> Задание 1: Кто, согласно фрагменту документа о кинорежиссере Германе, решал за него задачки по математике, когда он мальчиком жил в Келомяках?
○ ○ ○ ○ ○
• Журнал
  • Шоу
Шоу

Поделиться:

Путешествие кинорежиссера Германа на Олимп и обратно

Естественно, отправляясь к Алексею Герману в Репино, я собирался задавать простые, но близкие сердцу вопросы: как проходят съемки его фильма «Трудно быть богом» и что там будет такого интересного. Но еще до того, как мы расположились в его кабинете в удобных креслах (окно во всю стену с видом на залив) и стали пить чай, разговор сам собой приобрел характер типичного table-talk. Еще в начале перестройки Герман говорил Горбачеву, что тому надо опасаться «национального вопроса», а когда Герман был маленьким и жил в Келомяках у писателя Евгения Шварца, тот решал за него задачки по математике. Живи Герман лет сто пятьдесят назад, он рассказывал бы истории о Державине и Екатерине. Впрочем, в Комарове-Репине все застольные беседы рано или поздно переходят в область невероятных исторических анекдотов.

А почему вы жили у Шварца?

Мой папа передал ему нашу арендную дачу в Комарове. Oни дружили с одним условием, что Евгений Иосифович будет брать меня на лето к себе. С математикой у меня всегда были нелады, и каждое лето я должен был готовиться к переэкзаменовке, но так получалось, что я читал книжки, а все мои задания делал дядя Женя. Еще помню, что молиться богу я начал именно там. Каждое утро в уборной я молился, чтобы на завтрак не жарили яичницу вот с таким слоем сала и колбасы и чтобы не было вечерней игры в карты. В «кун-кен» тогда играла вся интеллигенция. И если не было четвертого, я был обречен.
○ ○ ○ ○ ○
> Задание 2: Перенесите в JSON-список строк отрезок записей от их начала до строки с «190, 350, 230]» включительно. Каждой строке записей отведите отдельный элемент, пустые строки пропустите.

> Исходные данные:
○ ○ ○ ○ ○
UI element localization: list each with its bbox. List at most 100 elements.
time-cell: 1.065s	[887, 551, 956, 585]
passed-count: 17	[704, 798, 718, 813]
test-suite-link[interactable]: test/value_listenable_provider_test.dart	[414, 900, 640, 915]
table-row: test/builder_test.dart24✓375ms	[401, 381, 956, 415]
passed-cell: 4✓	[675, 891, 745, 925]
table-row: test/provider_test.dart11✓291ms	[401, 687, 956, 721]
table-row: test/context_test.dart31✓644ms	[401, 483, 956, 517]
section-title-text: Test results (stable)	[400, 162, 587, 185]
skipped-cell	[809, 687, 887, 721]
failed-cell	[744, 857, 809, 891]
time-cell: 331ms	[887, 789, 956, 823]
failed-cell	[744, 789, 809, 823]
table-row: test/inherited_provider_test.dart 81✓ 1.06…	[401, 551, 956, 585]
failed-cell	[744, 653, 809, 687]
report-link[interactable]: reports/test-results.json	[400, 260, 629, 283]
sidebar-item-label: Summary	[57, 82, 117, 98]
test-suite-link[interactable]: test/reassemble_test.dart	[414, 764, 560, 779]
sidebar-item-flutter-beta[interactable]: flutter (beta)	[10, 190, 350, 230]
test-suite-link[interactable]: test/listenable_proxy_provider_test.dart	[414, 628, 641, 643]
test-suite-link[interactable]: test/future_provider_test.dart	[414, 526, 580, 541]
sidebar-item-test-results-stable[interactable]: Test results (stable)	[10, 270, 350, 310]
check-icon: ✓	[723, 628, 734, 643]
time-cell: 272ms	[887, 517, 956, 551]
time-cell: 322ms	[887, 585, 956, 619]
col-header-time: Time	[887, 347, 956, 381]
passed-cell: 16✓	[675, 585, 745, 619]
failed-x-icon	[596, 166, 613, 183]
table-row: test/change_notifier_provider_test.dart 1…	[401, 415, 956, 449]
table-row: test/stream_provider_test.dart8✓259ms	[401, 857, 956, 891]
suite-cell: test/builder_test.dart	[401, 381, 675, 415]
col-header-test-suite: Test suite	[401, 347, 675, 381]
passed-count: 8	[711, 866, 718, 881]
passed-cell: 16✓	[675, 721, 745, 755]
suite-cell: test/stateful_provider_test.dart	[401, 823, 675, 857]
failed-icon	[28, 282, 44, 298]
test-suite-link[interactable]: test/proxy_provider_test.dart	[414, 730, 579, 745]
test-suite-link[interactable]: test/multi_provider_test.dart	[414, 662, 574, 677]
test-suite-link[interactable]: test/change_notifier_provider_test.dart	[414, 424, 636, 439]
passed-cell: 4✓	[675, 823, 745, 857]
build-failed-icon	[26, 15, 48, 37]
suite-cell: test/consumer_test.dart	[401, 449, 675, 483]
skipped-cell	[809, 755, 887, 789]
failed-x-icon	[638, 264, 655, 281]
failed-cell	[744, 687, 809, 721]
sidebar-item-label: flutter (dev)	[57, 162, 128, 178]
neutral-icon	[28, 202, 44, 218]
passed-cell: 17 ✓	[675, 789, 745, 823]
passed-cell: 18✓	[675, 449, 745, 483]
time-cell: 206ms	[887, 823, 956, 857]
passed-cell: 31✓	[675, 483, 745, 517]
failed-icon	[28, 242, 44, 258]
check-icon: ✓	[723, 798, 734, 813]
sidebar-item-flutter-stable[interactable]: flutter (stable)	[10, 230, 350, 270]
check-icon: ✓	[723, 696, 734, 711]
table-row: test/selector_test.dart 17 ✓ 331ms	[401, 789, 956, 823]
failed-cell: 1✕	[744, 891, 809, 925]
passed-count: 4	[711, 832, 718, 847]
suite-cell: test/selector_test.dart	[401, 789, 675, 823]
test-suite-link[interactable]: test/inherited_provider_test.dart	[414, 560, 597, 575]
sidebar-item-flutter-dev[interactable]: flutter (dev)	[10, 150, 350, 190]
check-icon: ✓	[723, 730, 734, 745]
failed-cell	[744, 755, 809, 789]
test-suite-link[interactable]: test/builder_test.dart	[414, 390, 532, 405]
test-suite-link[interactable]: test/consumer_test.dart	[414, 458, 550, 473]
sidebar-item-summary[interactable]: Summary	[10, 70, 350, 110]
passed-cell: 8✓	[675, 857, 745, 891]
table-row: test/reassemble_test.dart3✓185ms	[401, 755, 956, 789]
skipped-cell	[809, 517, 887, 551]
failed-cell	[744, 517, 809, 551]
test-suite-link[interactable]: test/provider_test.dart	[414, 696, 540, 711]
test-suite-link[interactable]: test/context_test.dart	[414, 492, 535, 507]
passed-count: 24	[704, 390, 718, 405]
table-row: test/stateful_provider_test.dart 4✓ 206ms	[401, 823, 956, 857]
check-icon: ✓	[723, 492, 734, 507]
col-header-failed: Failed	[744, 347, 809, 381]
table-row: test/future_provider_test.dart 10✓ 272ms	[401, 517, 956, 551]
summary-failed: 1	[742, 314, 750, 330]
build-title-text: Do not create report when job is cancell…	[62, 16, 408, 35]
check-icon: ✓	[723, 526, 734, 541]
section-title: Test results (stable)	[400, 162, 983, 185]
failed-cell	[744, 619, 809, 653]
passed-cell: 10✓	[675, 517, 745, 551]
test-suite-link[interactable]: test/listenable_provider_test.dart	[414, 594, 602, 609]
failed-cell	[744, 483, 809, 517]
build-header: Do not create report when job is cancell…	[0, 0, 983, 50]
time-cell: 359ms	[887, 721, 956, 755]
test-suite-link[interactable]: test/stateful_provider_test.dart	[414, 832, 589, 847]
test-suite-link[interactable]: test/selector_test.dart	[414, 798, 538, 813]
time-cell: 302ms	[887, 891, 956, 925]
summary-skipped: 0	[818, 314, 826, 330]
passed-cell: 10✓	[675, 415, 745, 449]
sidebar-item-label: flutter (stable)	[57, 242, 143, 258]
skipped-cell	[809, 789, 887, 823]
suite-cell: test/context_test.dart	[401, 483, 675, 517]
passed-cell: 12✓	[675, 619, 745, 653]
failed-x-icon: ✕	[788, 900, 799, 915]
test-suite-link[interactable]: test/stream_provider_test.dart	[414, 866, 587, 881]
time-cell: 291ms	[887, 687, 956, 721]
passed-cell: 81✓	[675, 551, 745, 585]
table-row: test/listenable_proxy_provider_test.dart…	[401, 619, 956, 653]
○ ○ ○ ○ ○
> Ответ к заданию 1: Писатель Евгений Шварц.

> Ответ к заданию 2:
[
  "UI element localization: list each with its bbox. List at most 100 elements.",
  "time-cell: 1.065s\t[887, 551, 956, 585]",
  "passed-count: 17\t[704, 798, 718, 813]",
  "test-suite-link[interactable]: test/value_listenable_provider_test.dart\t[414, 900, 640, 915]",
  "table-row: test/builder_test.dart24✓375ms\t[401, 381, 956, 415]",
  "passed-cell: 4✓\t[675, 891, 745, 925]",
  "table-row: test/provider_test.dart11✓291ms\t[401, 687, 956, 721]",
  "table-row: test/context_test.dart31✓644ms\t[401, 483, 956, 517]",
  "section-title-text: Test results (stable)\t[400, 162, 587, 185]",
  "skipped-cell\t[809, 687, 887, 721]",
  "failed-cell\t[744, 857, 809, 891]",
  "time-cell: 331ms\t[887, 789, 956, 823]",
  "failed-cell\t[744, 789, 809, 823]",
  "table-row: test/inherited_provider_test.dart 81✓ 1.06…\t[401, 551, 956, 585]",
  "failed-cell\t[744, 653, 809, 687]",
  "report-link[interactable]: reports/test-results.json\t[400, 260, 629, 283]",
  "sidebar-item-label: Summary\t[57, 82, 117, 98]",
  "test-suite-link[interactable]: test/reassemble_test.dart\t[414, 764, 560, 779]",
  "sidebar-item-flutter-beta[interactable]: flutter (beta)\t[10, 190, 350, 230]"
]